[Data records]
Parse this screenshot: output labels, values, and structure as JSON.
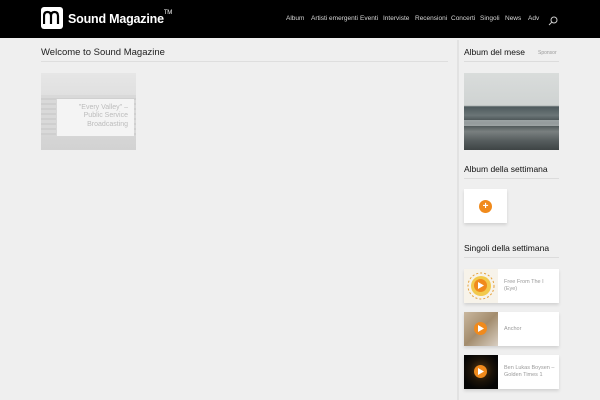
{
  "header": {
    "brand": "Sound Magazine",
    "trademark": "TM",
    "nav": [
      "Album",
      "Artisti emergenti",
      "Eventi",
      "Interviste",
      "Recensioni",
      "Concerti",
      "Singoli",
      "News",
      "Adv"
    ]
  },
  "main": {
    "title": "Welcome to Sound Magazine",
    "post_caption": "\"Every Valley\" – Public Service Broadcasting"
  },
  "sidebar": {
    "album_mese": "Album del mese",
    "sponsor": "Sponsor",
    "album_settimana": "Album della settimana",
    "singoli_settimana": "Singoli della settimana",
    "singoli": [
      {
        "title": "Free From The I (Eye)"
      },
      {
        "title": "Anchor"
      },
      {
        "title": "Ben Lukas Boysen – Golden Times 1"
      }
    ]
  },
  "colors": {
    "accent": "#f08a1c",
    "topbar": "#000000",
    "background": "#efefef"
  },
  "icons": {
    "search": "search-icon",
    "play": "play-icon",
    "add": "plus-icon",
    "logo": "sound-magazine-logo"
  }
}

[Goal of the exercise]
Pictures are not part of the copy; output everything else in the records exactly.

[Worked solution]
Parse this screenshot: output labels, values, and structure as JSON.
{
  "header": {
    "brand": "Sound Magazine",
    "trademark": "TM",
    "nav": [
      "Album",
      "Artisti emergenti",
      "Eventi",
      "Interviste",
      "Recensioni",
      "Concerti",
      "Singoli",
      "News",
      "Adv"
    ]
  },
  "main": {
    "title": "Welcome to Sound Magazine",
    "post_caption": "\"Every Valley\" – Public Service Broadcasting"
  },
  "sidebar": {
    "album_mese": "Album del mese",
    "sponsor": "Sponsor",
    "album_settimana": "Album della settimana",
    "singoli_settimana": "Singoli della settimana",
    "singoli": [
      {
        "title": "Free From The I (Eye)"
      },
      {
        "title": "Anchor"
      },
      {
        "title": "Ben Lukas Boysen – Golden Times 1"
      }
    ]
  },
  "colors": {
    "accent": "#f08a1c",
    "topbar": "#000000",
    "background": "#efefef"
  },
  "icons": {
    "search": "search-icon",
    "play": "play-icon",
    "add": "plus-icon",
    "logo": "sound-magazine-logo"
  }
}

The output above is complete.